Examine each line of the data. Copy those that contain the string "feed".
------ GIVEN INFORMATION
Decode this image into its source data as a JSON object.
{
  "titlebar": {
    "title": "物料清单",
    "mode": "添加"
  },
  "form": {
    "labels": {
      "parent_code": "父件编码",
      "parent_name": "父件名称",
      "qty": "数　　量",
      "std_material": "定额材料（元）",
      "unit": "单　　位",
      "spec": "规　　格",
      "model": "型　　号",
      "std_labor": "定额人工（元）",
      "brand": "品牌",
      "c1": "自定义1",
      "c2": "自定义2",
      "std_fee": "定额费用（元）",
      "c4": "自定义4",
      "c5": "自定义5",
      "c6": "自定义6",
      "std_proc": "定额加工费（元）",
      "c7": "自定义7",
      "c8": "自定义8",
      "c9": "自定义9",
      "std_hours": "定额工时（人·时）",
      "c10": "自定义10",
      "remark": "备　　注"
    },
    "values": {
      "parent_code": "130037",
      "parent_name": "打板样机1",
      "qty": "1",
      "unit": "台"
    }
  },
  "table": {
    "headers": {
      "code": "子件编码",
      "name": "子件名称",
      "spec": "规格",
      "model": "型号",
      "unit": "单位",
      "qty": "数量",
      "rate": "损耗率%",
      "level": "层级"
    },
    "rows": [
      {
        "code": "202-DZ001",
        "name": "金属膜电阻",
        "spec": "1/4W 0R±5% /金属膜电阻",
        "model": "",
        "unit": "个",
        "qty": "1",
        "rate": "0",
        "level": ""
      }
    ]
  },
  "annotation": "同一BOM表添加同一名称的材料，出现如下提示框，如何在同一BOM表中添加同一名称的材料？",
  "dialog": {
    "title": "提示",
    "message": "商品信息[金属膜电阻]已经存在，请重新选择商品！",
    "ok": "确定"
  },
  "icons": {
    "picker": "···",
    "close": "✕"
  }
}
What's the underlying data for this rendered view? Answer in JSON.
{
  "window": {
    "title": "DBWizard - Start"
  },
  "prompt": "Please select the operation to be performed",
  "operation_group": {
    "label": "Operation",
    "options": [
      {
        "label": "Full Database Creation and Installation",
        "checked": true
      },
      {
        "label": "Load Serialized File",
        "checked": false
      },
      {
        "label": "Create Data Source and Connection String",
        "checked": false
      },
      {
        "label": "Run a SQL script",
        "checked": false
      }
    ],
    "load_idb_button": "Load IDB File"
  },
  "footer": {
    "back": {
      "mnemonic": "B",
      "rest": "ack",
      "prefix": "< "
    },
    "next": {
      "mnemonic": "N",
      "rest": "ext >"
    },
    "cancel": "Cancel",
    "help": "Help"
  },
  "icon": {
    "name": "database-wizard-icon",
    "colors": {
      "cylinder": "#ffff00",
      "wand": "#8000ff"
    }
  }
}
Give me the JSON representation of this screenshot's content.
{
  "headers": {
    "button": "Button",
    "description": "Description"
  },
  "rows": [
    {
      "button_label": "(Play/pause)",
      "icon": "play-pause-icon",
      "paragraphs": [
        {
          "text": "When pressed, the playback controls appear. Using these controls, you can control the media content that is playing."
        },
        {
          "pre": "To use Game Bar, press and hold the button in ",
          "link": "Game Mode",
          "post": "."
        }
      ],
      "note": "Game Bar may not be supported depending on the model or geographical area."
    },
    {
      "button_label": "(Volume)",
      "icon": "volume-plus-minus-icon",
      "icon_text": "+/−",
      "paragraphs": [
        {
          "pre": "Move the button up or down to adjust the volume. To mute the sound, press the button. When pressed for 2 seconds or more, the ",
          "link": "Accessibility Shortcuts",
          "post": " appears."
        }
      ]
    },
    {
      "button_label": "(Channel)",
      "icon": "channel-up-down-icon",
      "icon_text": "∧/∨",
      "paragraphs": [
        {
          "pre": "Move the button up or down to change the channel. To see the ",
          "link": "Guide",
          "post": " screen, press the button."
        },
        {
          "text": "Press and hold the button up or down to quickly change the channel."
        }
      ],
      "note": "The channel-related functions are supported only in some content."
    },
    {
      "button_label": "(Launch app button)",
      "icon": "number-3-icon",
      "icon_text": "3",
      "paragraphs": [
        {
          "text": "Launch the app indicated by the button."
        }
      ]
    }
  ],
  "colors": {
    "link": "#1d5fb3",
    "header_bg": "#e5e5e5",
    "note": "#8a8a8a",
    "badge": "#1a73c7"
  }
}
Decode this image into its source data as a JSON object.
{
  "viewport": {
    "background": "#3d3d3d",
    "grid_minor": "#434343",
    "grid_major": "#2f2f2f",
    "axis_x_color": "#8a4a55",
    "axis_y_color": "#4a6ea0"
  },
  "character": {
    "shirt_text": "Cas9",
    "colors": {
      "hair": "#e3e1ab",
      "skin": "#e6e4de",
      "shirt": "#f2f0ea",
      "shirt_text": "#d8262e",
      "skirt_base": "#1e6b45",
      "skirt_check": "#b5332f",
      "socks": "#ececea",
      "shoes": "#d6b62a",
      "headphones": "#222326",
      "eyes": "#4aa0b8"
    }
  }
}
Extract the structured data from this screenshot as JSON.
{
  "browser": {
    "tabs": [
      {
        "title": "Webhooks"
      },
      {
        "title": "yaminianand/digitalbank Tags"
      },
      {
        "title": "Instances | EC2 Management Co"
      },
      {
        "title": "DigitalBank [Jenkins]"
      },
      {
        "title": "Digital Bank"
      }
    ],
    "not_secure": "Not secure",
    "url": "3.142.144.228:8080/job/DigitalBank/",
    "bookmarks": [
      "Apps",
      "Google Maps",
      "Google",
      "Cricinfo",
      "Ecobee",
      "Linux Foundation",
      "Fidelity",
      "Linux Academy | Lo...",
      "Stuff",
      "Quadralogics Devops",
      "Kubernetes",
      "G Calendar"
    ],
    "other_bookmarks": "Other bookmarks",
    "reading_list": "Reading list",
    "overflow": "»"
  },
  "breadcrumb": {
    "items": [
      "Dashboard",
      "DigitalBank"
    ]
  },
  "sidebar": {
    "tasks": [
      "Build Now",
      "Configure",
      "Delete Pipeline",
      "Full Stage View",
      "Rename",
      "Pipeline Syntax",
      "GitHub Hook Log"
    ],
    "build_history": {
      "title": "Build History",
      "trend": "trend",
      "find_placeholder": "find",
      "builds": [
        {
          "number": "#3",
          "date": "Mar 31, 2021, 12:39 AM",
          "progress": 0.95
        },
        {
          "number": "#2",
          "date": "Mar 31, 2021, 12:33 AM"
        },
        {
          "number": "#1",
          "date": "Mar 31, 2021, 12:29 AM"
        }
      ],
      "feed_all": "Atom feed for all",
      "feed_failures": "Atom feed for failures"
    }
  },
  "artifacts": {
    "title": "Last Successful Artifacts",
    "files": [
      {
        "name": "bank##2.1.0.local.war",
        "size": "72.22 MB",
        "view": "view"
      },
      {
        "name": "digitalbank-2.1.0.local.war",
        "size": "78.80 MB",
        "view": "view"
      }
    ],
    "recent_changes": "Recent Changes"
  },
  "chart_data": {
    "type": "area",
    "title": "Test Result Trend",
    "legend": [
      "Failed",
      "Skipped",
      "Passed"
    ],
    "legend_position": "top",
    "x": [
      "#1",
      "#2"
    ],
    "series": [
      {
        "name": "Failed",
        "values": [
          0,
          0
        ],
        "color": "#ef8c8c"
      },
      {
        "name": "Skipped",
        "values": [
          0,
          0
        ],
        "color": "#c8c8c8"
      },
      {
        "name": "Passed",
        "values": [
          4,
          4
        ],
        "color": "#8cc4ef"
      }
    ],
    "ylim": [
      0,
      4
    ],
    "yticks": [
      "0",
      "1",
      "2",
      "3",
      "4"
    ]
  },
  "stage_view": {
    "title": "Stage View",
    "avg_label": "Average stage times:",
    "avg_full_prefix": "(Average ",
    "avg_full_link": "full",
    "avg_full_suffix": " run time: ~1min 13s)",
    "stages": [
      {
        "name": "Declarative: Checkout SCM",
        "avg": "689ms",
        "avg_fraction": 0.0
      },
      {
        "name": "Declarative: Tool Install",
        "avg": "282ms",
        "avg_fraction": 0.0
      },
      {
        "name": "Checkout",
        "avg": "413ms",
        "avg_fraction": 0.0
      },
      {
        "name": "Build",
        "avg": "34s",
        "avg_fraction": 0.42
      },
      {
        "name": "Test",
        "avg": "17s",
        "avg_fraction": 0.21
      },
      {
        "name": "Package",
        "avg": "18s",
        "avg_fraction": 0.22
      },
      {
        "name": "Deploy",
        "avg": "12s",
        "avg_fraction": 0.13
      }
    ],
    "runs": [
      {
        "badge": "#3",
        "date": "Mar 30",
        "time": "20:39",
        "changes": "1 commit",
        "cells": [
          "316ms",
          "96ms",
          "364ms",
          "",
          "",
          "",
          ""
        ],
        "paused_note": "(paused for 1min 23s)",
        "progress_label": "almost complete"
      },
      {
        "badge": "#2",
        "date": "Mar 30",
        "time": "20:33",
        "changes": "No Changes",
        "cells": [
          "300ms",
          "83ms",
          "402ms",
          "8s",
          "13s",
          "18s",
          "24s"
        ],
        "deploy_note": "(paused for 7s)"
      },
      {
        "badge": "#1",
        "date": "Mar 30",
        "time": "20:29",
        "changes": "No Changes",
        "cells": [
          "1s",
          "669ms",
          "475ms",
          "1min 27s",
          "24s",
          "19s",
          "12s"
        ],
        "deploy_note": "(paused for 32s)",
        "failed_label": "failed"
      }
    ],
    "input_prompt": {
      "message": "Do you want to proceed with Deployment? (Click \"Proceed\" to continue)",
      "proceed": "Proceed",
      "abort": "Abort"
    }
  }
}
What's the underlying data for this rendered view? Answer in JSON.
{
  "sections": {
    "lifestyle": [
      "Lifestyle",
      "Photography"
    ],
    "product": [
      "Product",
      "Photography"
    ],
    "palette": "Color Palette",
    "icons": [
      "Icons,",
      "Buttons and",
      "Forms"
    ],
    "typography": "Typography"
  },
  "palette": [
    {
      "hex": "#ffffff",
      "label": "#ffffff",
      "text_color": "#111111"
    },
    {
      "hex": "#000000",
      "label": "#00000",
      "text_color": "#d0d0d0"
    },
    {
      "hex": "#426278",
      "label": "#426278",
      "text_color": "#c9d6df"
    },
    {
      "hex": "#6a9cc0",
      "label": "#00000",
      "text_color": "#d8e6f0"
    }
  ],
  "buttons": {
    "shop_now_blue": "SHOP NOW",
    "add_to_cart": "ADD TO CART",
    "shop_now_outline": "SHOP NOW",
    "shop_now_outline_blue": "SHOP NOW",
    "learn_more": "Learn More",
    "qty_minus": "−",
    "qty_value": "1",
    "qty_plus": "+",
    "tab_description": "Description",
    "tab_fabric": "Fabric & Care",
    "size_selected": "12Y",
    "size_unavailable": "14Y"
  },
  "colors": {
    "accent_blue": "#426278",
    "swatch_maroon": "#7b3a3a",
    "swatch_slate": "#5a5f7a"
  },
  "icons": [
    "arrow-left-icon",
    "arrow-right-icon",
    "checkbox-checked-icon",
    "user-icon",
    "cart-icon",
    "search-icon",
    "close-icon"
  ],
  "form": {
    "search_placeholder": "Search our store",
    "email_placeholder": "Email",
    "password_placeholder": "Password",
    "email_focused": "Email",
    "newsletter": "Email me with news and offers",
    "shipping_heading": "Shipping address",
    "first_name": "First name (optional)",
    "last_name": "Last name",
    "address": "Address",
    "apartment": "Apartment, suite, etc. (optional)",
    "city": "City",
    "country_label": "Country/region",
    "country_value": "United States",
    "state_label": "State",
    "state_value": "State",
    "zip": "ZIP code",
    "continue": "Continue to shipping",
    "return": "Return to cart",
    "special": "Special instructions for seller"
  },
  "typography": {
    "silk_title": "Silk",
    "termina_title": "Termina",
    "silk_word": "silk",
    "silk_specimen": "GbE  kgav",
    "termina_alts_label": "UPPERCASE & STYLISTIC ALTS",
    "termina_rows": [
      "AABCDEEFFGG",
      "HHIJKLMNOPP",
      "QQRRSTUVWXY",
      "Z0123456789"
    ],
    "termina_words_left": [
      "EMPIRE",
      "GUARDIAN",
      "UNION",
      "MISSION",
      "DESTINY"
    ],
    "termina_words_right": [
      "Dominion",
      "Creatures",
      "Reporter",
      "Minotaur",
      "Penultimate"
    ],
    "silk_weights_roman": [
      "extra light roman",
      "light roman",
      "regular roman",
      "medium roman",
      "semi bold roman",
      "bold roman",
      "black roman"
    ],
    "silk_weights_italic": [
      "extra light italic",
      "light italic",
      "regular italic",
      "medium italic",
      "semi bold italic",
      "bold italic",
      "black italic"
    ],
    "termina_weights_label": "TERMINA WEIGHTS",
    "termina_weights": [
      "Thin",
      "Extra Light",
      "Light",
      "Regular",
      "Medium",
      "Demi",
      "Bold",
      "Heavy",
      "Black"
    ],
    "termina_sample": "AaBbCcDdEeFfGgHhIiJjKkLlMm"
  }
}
------------
• EXERCISE ANSWER:
      "feed_all": "Atom feed for all",
      "feed_failures": "Atom feed for failures"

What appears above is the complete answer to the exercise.